**Текст страницы**
= = = =
Так же устроено чувство причастности к истории. В ней невозможно отделить восхищение от ужаса, гордость от позора. Если ты переживаешь историю как свою родину, то ты знаешь, что в твоих венах течет в равной мере и кровь убитых, и кровь убивавших (извините за правую метафору). Это не значит, что на тебе лежит вина, но значит, что ты не можешь сбросить эту боль и неразрешимость со счетов. Не думаю, что это задано с рождения — наследственностью, территорией. Думаю, здесь есть выбор. Для меня это относится, прежде всего, к советскому периоду и всей его культуре — политической и художественной, государственной и подпольной. В идущей сейчас войне невозможно не видеть уродливое эхо советской истории, поэтому я воспринимаю ее и как свое дело, свое поражение.

*

Почти во всем, что я писал о литературе и о кинематографе, меня занимал один вопрос — вопрос о праве на высказывание. Здесь есть узел. Я не философ, и опишу его, может быть, немного топорно, но кажется, что это очевидные вещи. Право на высказывание (как и на поступок) прямо связано с властью, а власть связана с насилием (насилие — продолжение и отрицание власти, как война — продолжение и отрицание политики). Говорящий — художник или интеллектуал — говорит, зная о власти и так или иначе используя ее, черпая из самой субстанции власти свое право. Так он знает и о насилии. Речь и искусство связаны с насилием опосредованно — через рукопожатие власти, но связаны крепко.

Мне сложно судить про другие культуры, я знаю их слишком поверхностно. Но, кажется, неплохо знаю русскую и вижу, как это заложено в самом ее фундаменте. Никто не чувствовал эту тройную связку острее, чем Пушкин и не говорил о ней с такой откровенностью (поэтому риторические споры о нем сейчас не так пусты, как кажется). Ее знали и Платонов, и Мандельштам, и — хитрым образом — Хармс с Введенским, и все, кто были после них.
= = = =
**Задание**
Кто, согласно тексту страницы, острее всех чувствовал «эту тройную связку»? Листинг взят из другого источника, нежели текст страницы.

**Данные**
= = = =
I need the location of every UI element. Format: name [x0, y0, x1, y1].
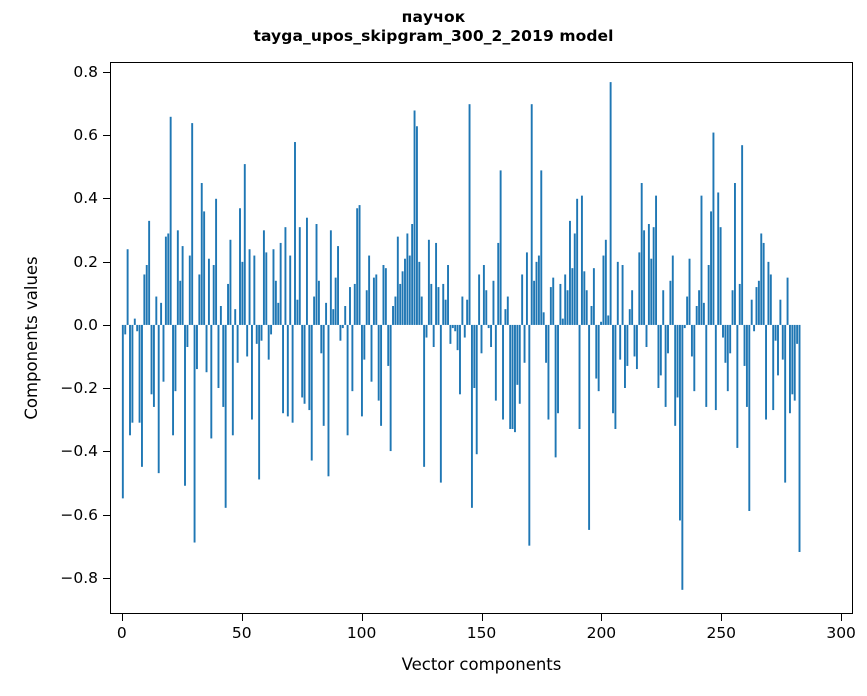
= = = =
**Ожидаемый ответ**
Пушкин.